Count the lines below that include the word "JSON" and write that number alone.

Records from a collection of figures
■ ■ ■ ■ ■
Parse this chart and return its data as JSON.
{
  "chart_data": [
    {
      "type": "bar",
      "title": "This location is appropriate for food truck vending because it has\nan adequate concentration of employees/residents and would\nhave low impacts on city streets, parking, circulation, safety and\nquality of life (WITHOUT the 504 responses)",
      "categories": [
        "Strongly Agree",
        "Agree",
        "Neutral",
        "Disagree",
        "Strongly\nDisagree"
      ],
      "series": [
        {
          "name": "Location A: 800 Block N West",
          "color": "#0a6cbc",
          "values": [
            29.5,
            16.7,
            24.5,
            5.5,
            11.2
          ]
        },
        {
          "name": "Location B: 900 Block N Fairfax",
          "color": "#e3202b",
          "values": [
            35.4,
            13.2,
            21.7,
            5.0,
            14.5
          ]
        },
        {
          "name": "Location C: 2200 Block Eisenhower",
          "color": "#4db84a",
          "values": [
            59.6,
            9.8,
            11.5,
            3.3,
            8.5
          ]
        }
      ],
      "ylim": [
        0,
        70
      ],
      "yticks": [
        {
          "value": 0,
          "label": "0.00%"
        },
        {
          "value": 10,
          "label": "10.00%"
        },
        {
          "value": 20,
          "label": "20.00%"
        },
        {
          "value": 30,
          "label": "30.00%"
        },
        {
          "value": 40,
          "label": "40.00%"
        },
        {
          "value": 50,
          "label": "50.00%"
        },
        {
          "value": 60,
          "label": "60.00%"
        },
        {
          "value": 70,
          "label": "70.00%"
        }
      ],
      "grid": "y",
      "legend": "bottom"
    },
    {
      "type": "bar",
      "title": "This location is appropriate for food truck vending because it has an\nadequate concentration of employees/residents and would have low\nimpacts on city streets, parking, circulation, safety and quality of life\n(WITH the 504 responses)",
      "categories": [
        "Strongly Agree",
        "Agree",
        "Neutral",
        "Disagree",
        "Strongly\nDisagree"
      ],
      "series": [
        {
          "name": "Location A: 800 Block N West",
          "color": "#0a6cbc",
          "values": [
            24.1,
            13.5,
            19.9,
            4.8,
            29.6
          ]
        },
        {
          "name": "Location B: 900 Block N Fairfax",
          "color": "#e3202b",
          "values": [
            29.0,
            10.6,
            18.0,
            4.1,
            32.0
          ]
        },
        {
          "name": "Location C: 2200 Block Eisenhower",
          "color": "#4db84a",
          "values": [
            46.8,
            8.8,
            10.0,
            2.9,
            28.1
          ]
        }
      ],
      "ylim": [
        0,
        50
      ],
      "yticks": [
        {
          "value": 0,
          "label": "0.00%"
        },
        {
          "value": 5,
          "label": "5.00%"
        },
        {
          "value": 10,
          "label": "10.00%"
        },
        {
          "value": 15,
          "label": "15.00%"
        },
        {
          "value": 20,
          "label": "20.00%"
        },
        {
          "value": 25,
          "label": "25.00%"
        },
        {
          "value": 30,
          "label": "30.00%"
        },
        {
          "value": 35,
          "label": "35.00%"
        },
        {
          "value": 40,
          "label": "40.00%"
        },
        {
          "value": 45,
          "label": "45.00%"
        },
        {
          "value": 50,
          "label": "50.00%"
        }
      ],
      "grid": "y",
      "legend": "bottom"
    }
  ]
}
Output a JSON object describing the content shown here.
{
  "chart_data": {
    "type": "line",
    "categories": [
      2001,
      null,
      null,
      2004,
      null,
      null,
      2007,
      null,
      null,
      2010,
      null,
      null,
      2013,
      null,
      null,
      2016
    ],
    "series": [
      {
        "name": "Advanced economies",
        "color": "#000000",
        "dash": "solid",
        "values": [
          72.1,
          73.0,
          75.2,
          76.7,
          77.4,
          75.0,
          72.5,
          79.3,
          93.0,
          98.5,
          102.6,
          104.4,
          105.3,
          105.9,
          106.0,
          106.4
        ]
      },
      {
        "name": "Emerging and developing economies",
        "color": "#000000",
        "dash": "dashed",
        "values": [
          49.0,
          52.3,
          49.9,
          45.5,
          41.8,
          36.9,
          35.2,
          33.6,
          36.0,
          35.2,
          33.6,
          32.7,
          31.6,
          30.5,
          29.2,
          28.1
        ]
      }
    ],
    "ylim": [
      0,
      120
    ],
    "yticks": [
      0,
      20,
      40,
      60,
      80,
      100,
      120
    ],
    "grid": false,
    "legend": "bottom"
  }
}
■ ■ ■ ■ ■
The answer:
2